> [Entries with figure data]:

— BEGIN —

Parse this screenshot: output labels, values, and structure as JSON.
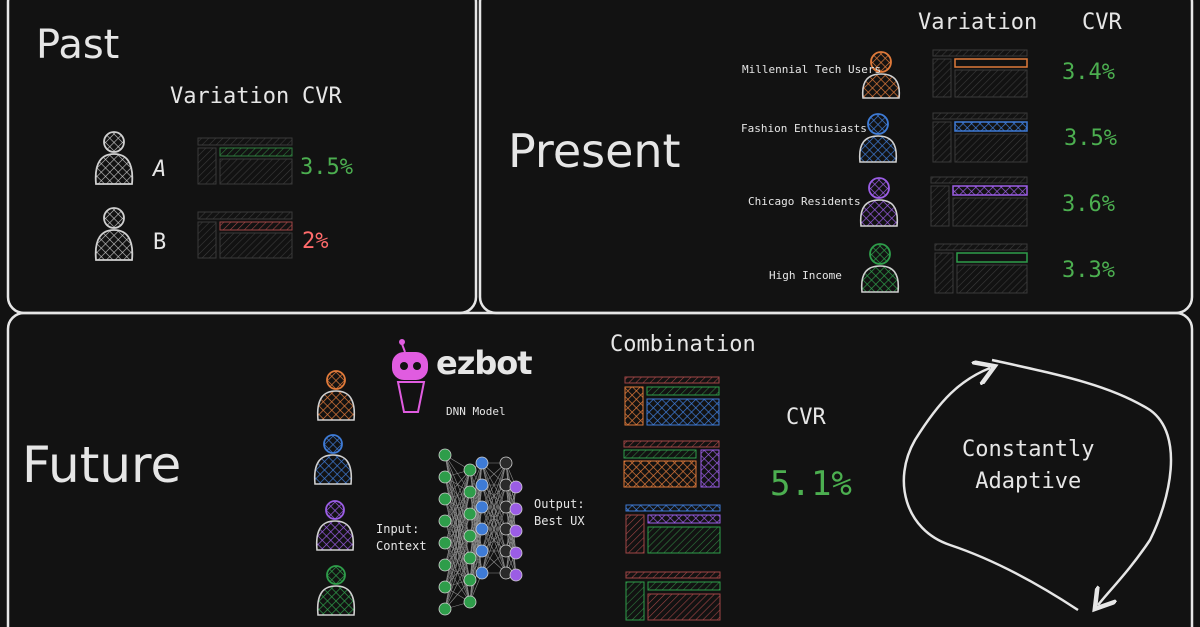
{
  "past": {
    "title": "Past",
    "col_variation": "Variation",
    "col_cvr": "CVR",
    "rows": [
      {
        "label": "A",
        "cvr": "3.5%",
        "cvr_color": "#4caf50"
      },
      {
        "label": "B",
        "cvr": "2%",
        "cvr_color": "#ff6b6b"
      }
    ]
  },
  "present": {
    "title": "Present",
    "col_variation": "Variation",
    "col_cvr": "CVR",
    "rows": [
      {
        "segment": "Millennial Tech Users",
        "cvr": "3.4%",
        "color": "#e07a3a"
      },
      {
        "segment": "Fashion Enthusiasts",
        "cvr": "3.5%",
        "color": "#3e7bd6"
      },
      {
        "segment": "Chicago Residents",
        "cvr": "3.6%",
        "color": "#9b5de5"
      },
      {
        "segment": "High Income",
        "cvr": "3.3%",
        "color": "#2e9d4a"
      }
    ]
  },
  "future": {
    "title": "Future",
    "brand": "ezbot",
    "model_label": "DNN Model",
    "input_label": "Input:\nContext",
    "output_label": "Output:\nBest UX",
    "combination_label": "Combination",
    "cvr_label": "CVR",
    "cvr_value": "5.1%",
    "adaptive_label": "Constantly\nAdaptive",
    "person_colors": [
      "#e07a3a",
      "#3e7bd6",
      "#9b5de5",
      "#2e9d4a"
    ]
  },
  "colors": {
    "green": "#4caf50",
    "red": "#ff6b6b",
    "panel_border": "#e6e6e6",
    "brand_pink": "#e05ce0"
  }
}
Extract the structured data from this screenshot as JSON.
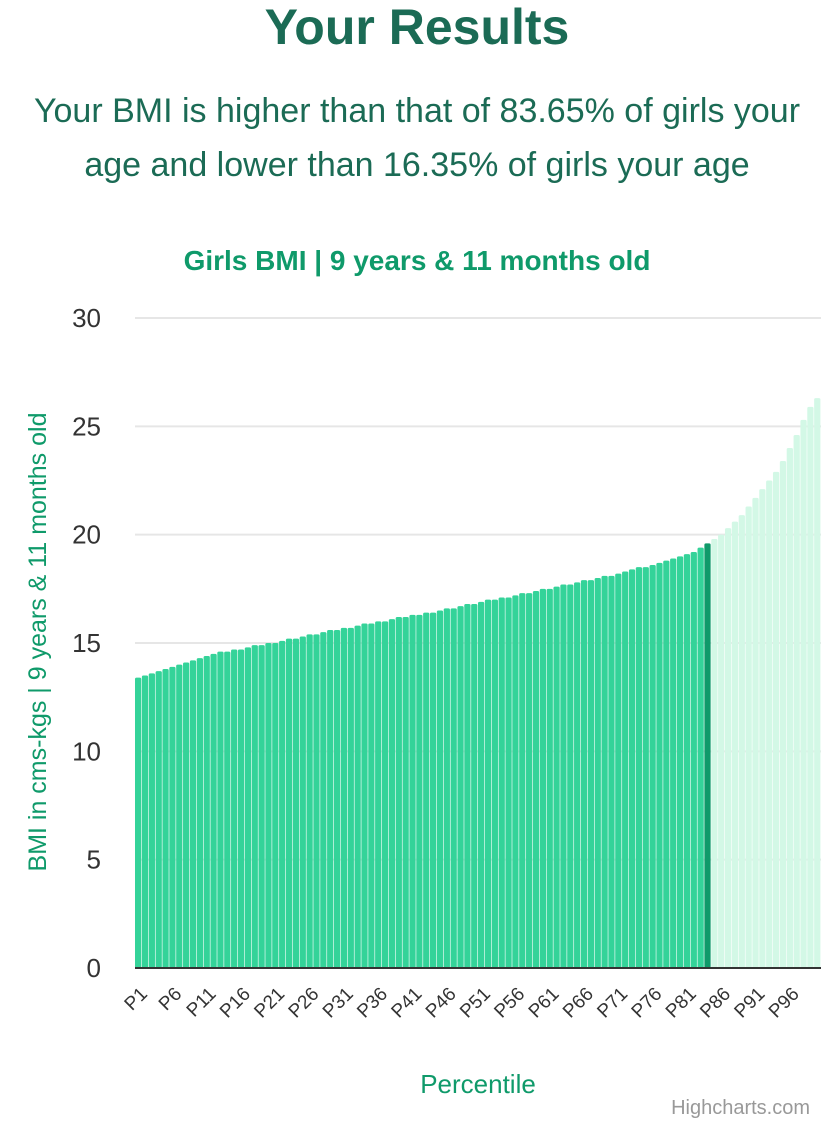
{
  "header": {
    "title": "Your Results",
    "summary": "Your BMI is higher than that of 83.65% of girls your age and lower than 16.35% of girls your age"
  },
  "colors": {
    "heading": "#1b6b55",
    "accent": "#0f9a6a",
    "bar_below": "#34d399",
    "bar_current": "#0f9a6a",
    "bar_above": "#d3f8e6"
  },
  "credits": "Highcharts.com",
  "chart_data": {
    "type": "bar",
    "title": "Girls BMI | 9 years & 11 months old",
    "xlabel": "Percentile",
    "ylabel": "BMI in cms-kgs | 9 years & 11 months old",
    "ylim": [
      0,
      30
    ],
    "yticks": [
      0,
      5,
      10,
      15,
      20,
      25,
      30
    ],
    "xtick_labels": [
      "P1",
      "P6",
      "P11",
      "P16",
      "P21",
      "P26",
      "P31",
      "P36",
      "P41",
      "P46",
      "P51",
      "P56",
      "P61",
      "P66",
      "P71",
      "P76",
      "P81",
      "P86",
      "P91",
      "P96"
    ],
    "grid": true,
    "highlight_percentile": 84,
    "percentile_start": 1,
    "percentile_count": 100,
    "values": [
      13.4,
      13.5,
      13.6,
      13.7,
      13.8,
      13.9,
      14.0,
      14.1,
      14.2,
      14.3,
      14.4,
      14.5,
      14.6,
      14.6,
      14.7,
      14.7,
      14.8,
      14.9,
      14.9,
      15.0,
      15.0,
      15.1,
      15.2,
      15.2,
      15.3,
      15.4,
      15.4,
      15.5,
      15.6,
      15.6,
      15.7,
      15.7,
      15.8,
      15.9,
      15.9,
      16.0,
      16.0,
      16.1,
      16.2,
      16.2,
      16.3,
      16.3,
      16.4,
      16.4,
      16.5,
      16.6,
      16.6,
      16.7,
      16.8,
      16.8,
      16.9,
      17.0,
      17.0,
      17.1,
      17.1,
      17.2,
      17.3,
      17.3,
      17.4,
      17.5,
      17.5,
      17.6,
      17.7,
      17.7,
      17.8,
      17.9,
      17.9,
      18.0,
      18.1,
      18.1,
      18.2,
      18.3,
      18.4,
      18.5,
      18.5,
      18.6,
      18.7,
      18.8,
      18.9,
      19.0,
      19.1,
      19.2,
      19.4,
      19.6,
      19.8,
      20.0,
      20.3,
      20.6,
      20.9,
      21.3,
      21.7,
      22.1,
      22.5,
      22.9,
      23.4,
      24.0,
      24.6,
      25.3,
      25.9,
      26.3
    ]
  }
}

— END —

> [Problem]:
Leave out the pictures and repeat everything else in the records exactly.

> [Task solution]:
Parse this screenshot: output labels, values, and structure as JSON.
{
  "past": {
    "title": "Past",
    "col_variation": "Variation",
    "col_cvr": "CVR",
    "rows": [
      {
        "label": "A",
        "cvr": "3.5%",
        "cvr_color": "#4caf50"
      },
      {
        "label": "B",
        "cvr": "2%",
        "cvr_color": "#ff6b6b"
      }
    ]
  },
  "present": {
    "title": "Present",
    "col_variation": "Variation",
    "col_cvr": "CVR",
    "rows": [
      {
        "segment": "Millennial Tech Users",
        "cvr": "3.4%",
        "color": "#e07a3a"
      },
      {
        "segment": "Fashion Enthusiasts",
        "cvr": "3.5%",
        "color": "#3e7bd6"
      },
      {
        "segment": "Chicago Residents",
        "cvr": "3.6%",
        "color": "#9b5de5"
      },
      {
        "segment": "High Income",
        "cvr": "3.3%",
        "color": "#2e9d4a"
      }
    ]
  },
  "future": {
    "title": "Future",
    "brand": "ezbot",
    "model_label": "DNN Model",
    "input_label": "Input:\nContext",
    "output_label": "Output:\nBest UX",
    "combination_label": "Combination",
    "cvr_label": "CVR",
    "cvr_value": "5.1%",
    "adaptive_label": "Constantly\nAdaptive",
    "person_colors": [
      "#e07a3a",
      "#3e7bd6",
      "#9b5de5",
      "#2e9d4a"
    ]
  },
  "colors": {
    "green": "#4caf50",
    "red": "#ff6b6b",
    "panel_border": "#e6e6e6",
    "brand_pink": "#e05ce0"
  }
}
Extract the structured data from this screenshot as JSON.
{
  "header": {
    "title": "Your Results",
    "summary": "Your BMI is higher than that of 83.65% of girls your age and lower than 16.35% of girls your age"
  },
  "colors": {
    "heading": "#1b6b55",
    "accent": "#0f9a6a",
    "bar_below": "#34d399",
    "bar_current": "#0f9a6a",
    "bar_above": "#d3f8e6"
  },
  "credits": "Highcharts.com",
  "chart_data": {
    "type": "bar",
    "title": "Girls BMI | 9 years & 11 months old",
    "xlabel": "Percentile",
    "ylabel": "BMI in cms-kgs | 9 years & 11 months old",
    "ylim": [
      0,
      30
    ],
    "yticks": [
      0,
      5,
      10,
      15,
      20,
      25,
      30
    ],
    "xtick_labels": [
      "P1",
      "P6",
      "P11",
      "P16",
      "P21",
      "P26",
      "P31",
      "P36",
      "P41",
      "P46",
      "P51",
      "P56",
      "P61",
      "P66",
      "P71",
      "P76",
      "P81",
      "P86",
      "P91",
      "P96"
    ],
    "grid": true,
    "highlight_percentile": 84,
    "percentile_start": 1,
    "percentile_count": 100,
    "values": [
      13.4,
      13.5,
      13.6,
      13.7,
      13.8,
      13.9,
      14.0,
      14.1,
      14.2,
      14.3,
      14.4,
      14.5,
      14.6,
      14.6,
      14.7,
      14.7,
      14.8,
      14.9,
      14.9,
      15.0,
      15.0,
      15.1,
      15.2,
      15.2,
      15.3,
      15.4,
      15.4,
      15.5,
      15.6,
      15.6,
      15.7,
      15.7,
      15.8,
      15.9,
      15.9,
      16.0,
      16.0,
      16.1,
      16.2,
      16.2,
      16.3,
      16.3,
      16.4,
      16.4,
      16.5,
      16.6,
      16.6,
      16.7,
      16.8,
      16.8,
      16.9,
      17.0,
      17.0,
      17.1,
      17.1,
      17.2,
      17.3,
      17.3,
      17.4,
      17.5,
      17.5,
      17.6,
      17.7,
      17.7,
      17.8,
      17.9,
      17.9,
      18.0,
      18.1,
      18.1,
      18.2,
      18.3,
      18.4,
      18.5,
      18.5,
      18.6,
      18.7,
      18.8,
      18.9,
      19.0,
      19.1,
      19.2,
      19.4,
      19.6,
      19.8,
      20.0,
      20.3,
      20.6,
      20.9,
      21.3,
      21.7,
      22.1,
      22.5,
      22.9,
      23.4,
      24.0,
      24.6,
      25.3,
      25.9,
      26.3
    ]
  }
}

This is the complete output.